Extracted data start
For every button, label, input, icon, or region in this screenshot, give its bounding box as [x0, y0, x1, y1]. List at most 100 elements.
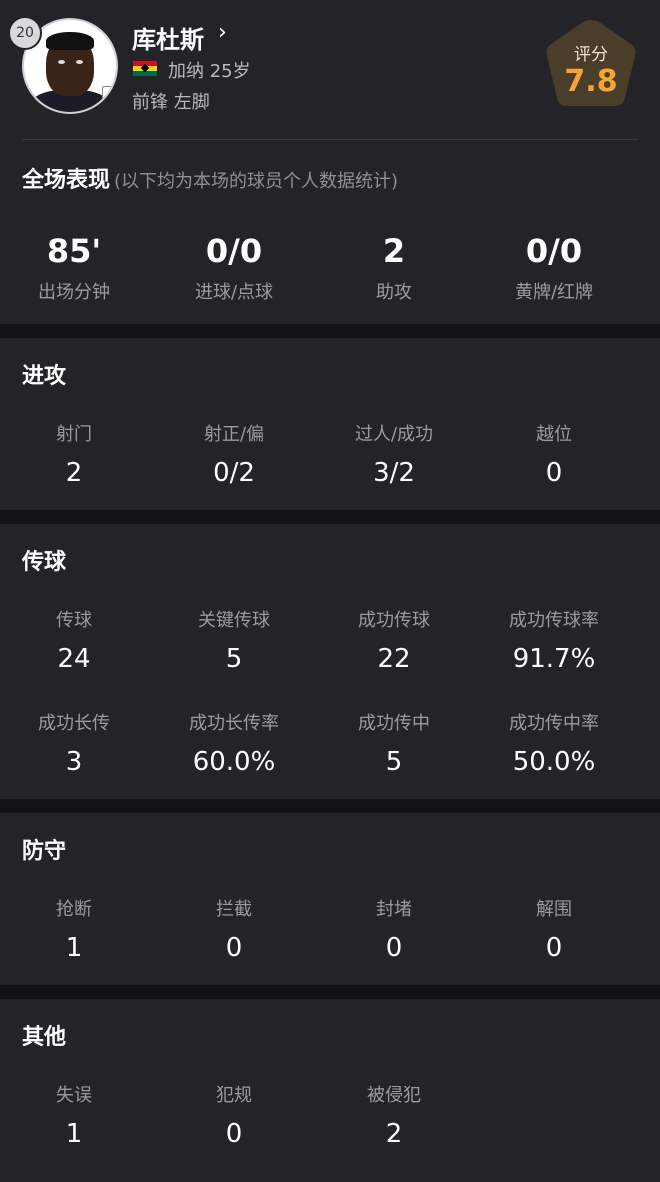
attack-title: 进攻 — [22, 364, 67, 389]
player-avatar[interactable]: 20 — [8, 16, 118, 114]
overall-subtitle: (以下均为本场的球员个人数据统计) — [114, 171, 399, 192]
stat-value: 1 — [65, 933, 83, 963]
rating-badge: 评分 7.8 — [543, 18, 639, 108]
chevron-right-icon[interactable]: › — [218, 20, 227, 45]
stat-label: 越位 — [536, 424, 572, 445]
stat-pass-accuracy: 成功传球率 91.7% — [474, 609, 634, 675]
defense-title: 防守 — [22, 839, 67, 864]
stat-interceptions: 拦截 0 — [154, 898, 314, 964]
stat-value: 5 — [385, 747, 403, 777]
stat-value: 22 — [377, 644, 411, 674]
stat-label: 失误 — [56, 1085, 92, 1106]
other-stats: 失误 1 犯规 0 被侵犯 2 — [0, 1084, 634, 1150]
stat-label: 成功长传率 — [189, 713, 279, 734]
stat-value: 0 — [385, 933, 403, 963]
stat-value: 3/2 — [373, 458, 415, 488]
stat-label: 拦截 — [216, 899, 252, 920]
stat-label: 进球/点球 — [194, 282, 274, 303]
header-divider — [22, 139, 638, 140]
defense-section: 防守 抢断 1 拦截 0 封堵 0 解围 0 — [0, 813, 660, 985]
stat-value: 0 — [225, 933, 243, 963]
nation-age: 加纳 25岁 — [168, 61, 251, 82]
stat-value: 91.7% — [512, 644, 596, 674]
attack-stats: 射门 2 射正/偏 0/2 过人/成功 3/2 越位 0 — [0, 423, 634, 489]
passing-title: 传球 — [22, 550, 67, 575]
passing-section: 传球 传球 24 关键传球 5 成功传球 22 成功传球率 91.7% 成功长传… — [0, 524, 660, 799]
stat-cards: 0/0 黄牌/红牌 — [474, 232, 634, 304]
stat-cross-accuracy: 成功传中率 50.0% — [474, 712, 634, 778]
stat-blocks: 封堵 0 — [314, 898, 474, 964]
overall-title-row: 全场表现 (以下均为本场的球员个人数据统计) — [22, 162, 398, 194]
stat-clearances: 解围 0 — [474, 898, 634, 964]
defense-stats: 抢断 1 拦截 0 封堵 0 解围 0 — [0, 898, 634, 964]
stat-was-fouled: 被侵犯 2 — [314, 1084, 474, 1150]
stat-label: 成功传球 — [358, 610, 430, 631]
stat-offsides: 越位 0 — [474, 423, 634, 489]
stat-label: 被侵犯 — [367, 1085, 421, 1106]
stat-label: 成功传中 — [358, 713, 430, 734]
stat-value: 0 — [545, 933, 563, 963]
stat-goals-penalties: 0/0 进球/点球 — [154, 232, 314, 304]
stat-label: 成功传中率 — [509, 713, 599, 734]
empty-cell — [474, 1084, 634, 1150]
stat-label: 解围 — [536, 899, 572, 920]
stat-label: 犯规 — [216, 1085, 252, 1106]
stat-value: 0/0 — [525, 232, 583, 270]
rating-label: 评分 — [574, 45, 608, 65]
stat-value: 0 — [545, 458, 563, 488]
passing-stats-row2: 成功长传 3 成功长传率 60.0% 成功传中 5 成功传中率 50.0% — [0, 712, 634, 778]
stat-minutes: 85' 出场分钟 — [0, 232, 154, 304]
stat-shots: 射门 2 — [0, 423, 154, 489]
stat-value: 24 — [57, 644, 91, 674]
stat-errors: 失误 1 — [0, 1084, 154, 1150]
tottenham-crest-icon — [102, 86, 116, 110]
stat-accurate-passes: 成功传球 22 — [314, 609, 474, 675]
player-summary-card: 20 库杜斯 › 加纳 25岁 前锋 左脚 评分 7.8 全场表现 (以下均为本场… — [0, 0, 660, 324]
stat-label: 射门 — [56, 424, 92, 445]
stat-label: 助攻 — [376, 282, 412, 303]
other-title: 其他 — [22, 1025, 67, 1050]
stat-value: 0/2 — [213, 458, 255, 488]
ghana-flag-icon — [133, 61, 157, 76]
stat-dribbles: 过人/成功 3/2 — [314, 423, 474, 489]
stat-accurate-long-balls: 成功长传 3 — [0, 712, 154, 778]
stat-label: 关键传球 — [198, 610, 270, 631]
stat-label: 黄牌/红牌 — [514, 282, 594, 303]
overall-title: 全场表现 — [22, 168, 111, 193]
stat-value: 3 — [65, 747, 83, 777]
stat-label: 出场分钟 — [38, 282, 110, 303]
stat-value: 2 — [385, 1119, 403, 1149]
stat-label: 抢断 — [56, 899, 92, 920]
passing-stats-row1: 传球 24 关键传球 5 成功传球 22 成功传球率 91.7% — [0, 609, 634, 675]
section-gap — [0, 799, 660, 813]
stat-fouls: 犯规 0 — [154, 1084, 314, 1150]
section-gap — [0, 324, 660, 338]
stat-accurate-crosses: 成功传中 5 — [314, 712, 474, 778]
stat-key-passes: 关键传球 5 — [154, 609, 314, 675]
position-foot: 前锋 左脚 — [132, 92, 210, 113]
stat-passes: 传球 24 — [0, 609, 154, 675]
stat-value: 60.0% — [192, 747, 276, 777]
stat-value: 2 — [65, 458, 83, 488]
overall-stats: 85' 出场分钟 0/0 进球/点球 2 助攻 0/0 黄牌/红牌 — [0, 232, 634, 304]
stat-value: 1 — [65, 1119, 83, 1149]
stat-value: 0 — [225, 1119, 243, 1149]
stat-value: 2 — [382, 232, 406, 270]
stat-label: 传球 — [56, 610, 92, 631]
section-gap — [0, 985, 660, 999]
attack-section: 进攻 射门 2 射正/偏 0/2 过人/成功 3/2 越位 0 — [0, 338, 660, 510]
stat-value: 0/0 — [205, 232, 263, 270]
player-name[interactable]: 库杜斯 — [132, 20, 204, 55]
shirt-number-badge: 20 — [8, 16, 42, 50]
stat-shots-on-off: 射正/偏 0/2 — [154, 423, 314, 489]
rating-value: 7.8 — [564, 64, 618, 99]
stat-value: 50.0% — [512, 747, 596, 777]
stat-label: 成功传球率 — [509, 610, 599, 631]
stat-value: 85' — [46, 232, 102, 270]
stat-value: 5 — [225, 644, 243, 674]
stat-label: 过人/成功 — [354, 424, 434, 445]
stat-long-ball-accuracy: 成功长传率 60.0% — [154, 712, 314, 778]
other-section: 其他 失误 1 犯规 0 被侵犯 2 — [0, 999, 660, 1182]
stat-tackles: 抢断 1 — [0, 898, 154, 964]
section-gap — [0, 510, 660, 524]
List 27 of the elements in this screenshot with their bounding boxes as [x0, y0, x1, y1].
Extracted data end
_Task directions_
Rewrite every entry above, replacing "screenshot" with "screen capture" and leaving everything else unchanged. Omit the pictures.

_Exercise result_
For every button, label, input, icon, or region in this screen capture, give its bounding box as [x0, y0, x1, y1]. List at most 100 elements.
attack-title: 进攻 — [22, 364, 67, 389]
player-avatar[interactable]: 20 — [8, 16, 118, 114]
overall-subtitle: (以下均为本场的球员个人数据统计) — [114, 171, 399, 192]
stat-value: 1 — [65, 933, 83, 963]
rating-badge: 评分 7.8 — [543, 18, 639, 108]
chevron-right-icon[interactable]: › — [218, 20, 227, 45]
stat-label: 越位 — [536, 424, 572, 445]
stat-pass-accuracy: 成功传球率 91.7% — [474, 609, 634, 675]
defense-title: 防守 — [22, 839, 67, 864]
stat-interceptions: 拦截 0 — [154, 898, 314, 964]
stat-value: 5 — [385, 747, 403, 777]
stat-value: 22 — [377, 644, 411, 674]
stat-label: 失误 — [56, 1085, 92, 1106]
other-stats: 失误 1 犯规 0 被侵犯 2 — [0, 1084, 634, 1150]
stat-label: 成功长传率 — [189, 713, 279, 734]
stat-value: 0 — [385, 933, 403, 963]
stat-value: 3/2 — [373, 458, 415, 488]
stat-label: 拦截 — [216, 899, 252, 920]
stat-label: 进球/点球 — [194, 282, 274, 303]
header-divider — [22, 139, 638, 140]
defense-section: 防守 抢断 1 拦截 0 封堵 0 解围 0 — [0, 813, 660, 985]
stat-value: 0 — [225, 933, 243, 963]
nation-age: 加纳 25岁 — [168, 61, 251, 82]
stat-value: 91.7% — [512, 644, 596, 674]
attack-stats: 射门 2 射正/偏 0/2 过人/成功 3/2 越位 0 — [0, 423, 634, 489]
passing-title: 传球 — [22, 550, 67, 575]
passing-section: 传球 传球 24 关键传球 5 成功传球 22 成功传球率 91.7% 成功长传… — [0, 524, 660, 799]
stat-cards: 0/0 黄牌/红牌 — [474, 232, 634, 304]
stat-cross-accuracy: 成功传中率 50.0% — [474, 712, 634, 778]
stat-blocks: 封堵 0 — [314, 898, 474, 964]
overall-title-row: 全场表现 (以下均为本场的球员个人数据统计) — [22, 162, 398, 194]
stat-clearances: 解围 0 — [474, 898, 634, 964]
defense-stats: 抢断 1 拦截 0 封堵 0 解围 0 — [0, 898, 634, 964]
stat-was-fouled: 被侵犯 2 — [314, 1084, 474, 1150]
stat-label: 成功传球 — [358, 610, 430, 631]
stat-offsides: 越位 0 — [474, 423, 634, 489]
stat-label: 被侵犯 — [367, 1085, 421, 1106]
stat-label: 成功传中 — [358, 713, 430, 734]
stat-value: 0 — [545, 933, 563, 963]
stat-goals-penalties: 0/0 进球/点球 — [154, 232, 314, 304]
stat-label: 成功传中率 — [509, 713, 599, 734]
empty-cell — [474, 1084, 634, 1150]
stat-label: 解围 — [536, 899, 572, 920]
stat-label: 犯规 — [216, 1085, 252, 1106]
stat-value: 0/0 — [525, 232, 583, 270]
rating-label: 评分 — [574, 45, 608, 65]
stat-value: 0 — [545, 458, 563, 488]
passing-stats-row2: 成功长传 3 成功长传率 60.0% 成功传中 5 成功传中率 50.0% — [0, 712, 634, 778]
stat-minutes: 85' 出场分钟 — [0, 232, 154, 304]
stat-shots: 射门 2 — [0, 423, 154, 489]
stat-value: 24 — [57, 644, 91, 674]
stat-errors: 失误 1 — [0, 1084, 154, 1150]
tottenham-crest-icon — [102, 86, 116, 110]
stat-accurate-passes: 成功传球 22 — [314, 609, 474, 675]
player-summary-card: 20 库杜斯 › 加纳 25岁 前锋 左脚 评分 7.8 全场表现 (以下均为本场… — [0, 0, 660, 324]
stat-label: 射门 — [56, 424, 92, 445]
stat-label: 助攻 — [376, 282, 412, 303]
other-title: 其他 — [22, 1025, 67, 1050]
stat-value: 0/2 — [213, 458, 255, 488]
ghana-flag-icon — [133, 61, 157, 76]
stat-dribbles: 过人/成功 3/2 — [314, 423, 474, 489]
stat-accurate-long-balls: 成功长传 3 — [0, 712, 154, 778]
stat-label: 关键传球 — [198, 610, 270, 631]
stat-label: 黄牌/红牌 — [514, 282, 594, 303]
overall-title: 全场表现 — [22, 168, 111, 193]
stat-value: 3 — [65, 747, 83, 777]
stat-label: 出场分钟 — [38, 282, 110, 303]
stat-value: 2 — [385, 1119, 403, 1149]
stat-label: 抢断 — [56, 899, 92, 920]
passing-stats-row1: 传球 24 关键传球 5 成功传球 22 成功传球率 91.7% — [0, 609, 634, 675]
section-gap — [0, 799, 660, 813]
stat-fouls: 犯规 0 — [154, 1084, 314, 1150]
section-gap — [0, 324, 660, 338]
stat-accurate-crosses: 成功传中 5 — [314, 712, 474, 778]
stat-key-passes: 关键传球 5 — [154, 609, 314, 675]
position-foot: 前锋 左脚 — [132, 92, 210, 113]
stat-passes: 传球 24 — [0, 609, 154, 675]
stat-value: 60.0% — [192, 747, 276, 777]
stat-value: 2 — [65, 458, 83, 488]
overall-stats: 85' 出场分钟 0/0 进球/点球 2 助攻 0/0 黄牌/红牌 — [0, 232, 634, 304]
stat-value: 1 — [65, 1119, 83, 1149]
stat-value: 0 — [225, 1119, 243, 1149]
stat-value: 2 — [382, 232, 406, 270]
stat-label: 传球 — [56, 610, 92, 631]
section-gap — [0, 985, 660, 999]
attack-section: 进攻 射门 2 射正/偏 0/2 过人/成功 3/2 越位 0 — [0, 338, 660, 510]
stat-value: 0/0 — [205, 232, 263, 270]
player-name[interactable]: 库杜斯 — [132, 20, 204, 55]
shirt-number-badge: 20 — [8, 16, 42, 50]
stat-shots-on-off: 射正/偏 0/2 — [154, 423, 314, 489]
rating-value: 7.8 — [564, 64, 618, 99]
stat-value: 50.0% — [512, 747, 596, 777]
stat-label: 成功传球率 — [509, 610, 599, 631]
stat-value: 85' — [46, 232, 102, 270]
stat-value: 5 — [225, 644, 243, 674]
stat-label: 过人/成功 — [354, 424, 434, 445]
stat-long-ball-accuracy: 成功长传率 60.0% — [154, 712, 314, 778]
other-section: 其他 失误 1 犯规 0 被侵犯 2 — [0, 999, 660, 1182]
stat-tackles: 抢断 1 — [0, 898, 154, 964]
section-gap — [0, 510, 660, 524]
List 27 of the elements in this screen capture with their bounding boxes as [x0, y0, x1, y1].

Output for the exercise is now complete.